Texte à lire:
▬▬▬
Alex et Paulette au train
Alex et Paulette au train

Chacun son rythme – Notre équipée ressemble beaucoup au peloton du tour de France : il y a les échappés, Julien et Gérald, qui caracolent en tête sans trop de soucier de ce qui se passe derrière (ce qui a le don de mettre Alex en pétard !) ; il y a ceux qui montent au train comme Stéphane, qui gère sagement ses efforts en avançant à foulées régulières ; il y a les attardées, Alex et Stéphanie, reléguées en queue de peloton mais qui progressent sans grimacer, à leur allure ; et puis il y a moi, hors catégorie dans le style « j’me sens bien j’accélère le rythme et la longueur de mes pas mais d’un coup ça va moins bien alors tout le monde me rattrape et je me retrouve bientôt bon dernier et à la traîne… ». Je ne gère encore rien du tout, je grimpe sans réfléchir comme quand j’avais dix ans (ça m’allait pourtant bien à l’époque !), je me déchire sur certains passages en sollicitant beaucoup mes pauvres jambes, et je m’explose les articulations (les genoux surtout) en sautant lourdement sur les cailloux lors de la descente… Il va vite falloir que je m’achète une cadence et une rigueur de marche si je veux revenir entier de cette aventure !
▬▬▬
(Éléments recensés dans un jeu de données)
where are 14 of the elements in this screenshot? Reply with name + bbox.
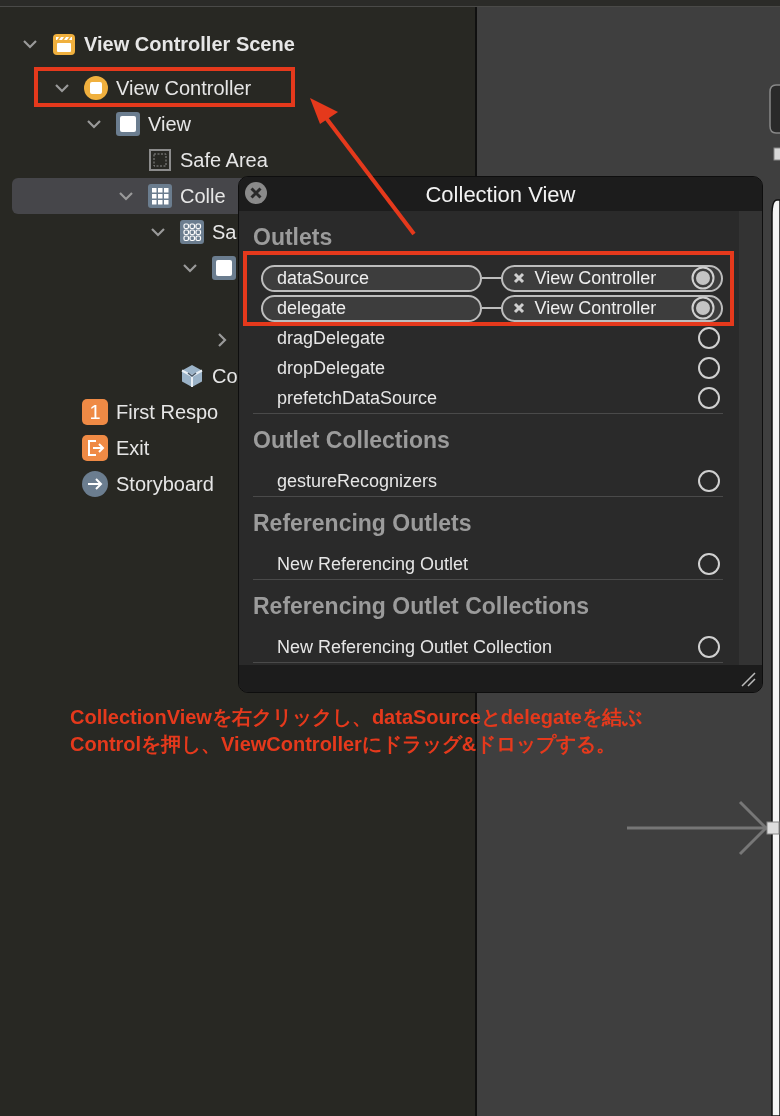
section-heading: Outlet Collections	[253, 425, 451, 455]
section-heading: Outlets	[253, 222, 334, 252]
outlet-label: New Referencing Outlet	[277, 552, 469, 576]
annotation-text: Controlを押し、ViewControllerにドラッグ&ドロップする。	[70, 732, 618, 757]
section-heading: Referencing Outlets	[253, 508, 473, 538]
outlet-label: prefetchDataSource	[277, 386, 438, 410]
outlet-label: dragDelegate	[277, 326, 386, 350]
outlet-label: gestureRecognizers	[277, 469, 438, 493]
popup-title: Collection View	[425, 180, 576, 209]
section-heading: Referencing Outlet Collections	[253, 591, 591, 621]
annotation-text: CollectionViewを右クリックし、dataSourceとdelegateを結ぶ	[70, 705, 642, 730]
outlet-label: New Referencing Outlet Collection	[277, 635, 553, 659]
number-icon: 1	[82, 399, 108, 425]
outlet-label: dropDelegate	[277, 356, 386, 380]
▬▬▬
Question courte 1:
Répondez à ces questions d'après l'extrait :
(a) Qui sont les échappés qui caracolent en tête ?
(b) Quelles articulations souffrent surtout ?
(c) À quel moment de la marche a lieu le saut lourd sur les cailloux ?
Question courte 2: D'après l'extrait, pourquoi faudra-t-il vite s'acheter « une cadence et une rigueur de marche » ?
Les enregistrements ne servent à rien ici.

Réponse attendue 1:
(a) Julien et Gérald.
(b) Les genoux.
(c) Lors de la descente.

Réponse attendue 2: Pour revenir entier de cette aventure. Pour l'instant, rien n'est géré : la montée se fait sans réfléchir, certains passages sollicitent beaucoup les jambes, et les sauts lourds sur les cailloux pendant la descente abîment les articulations.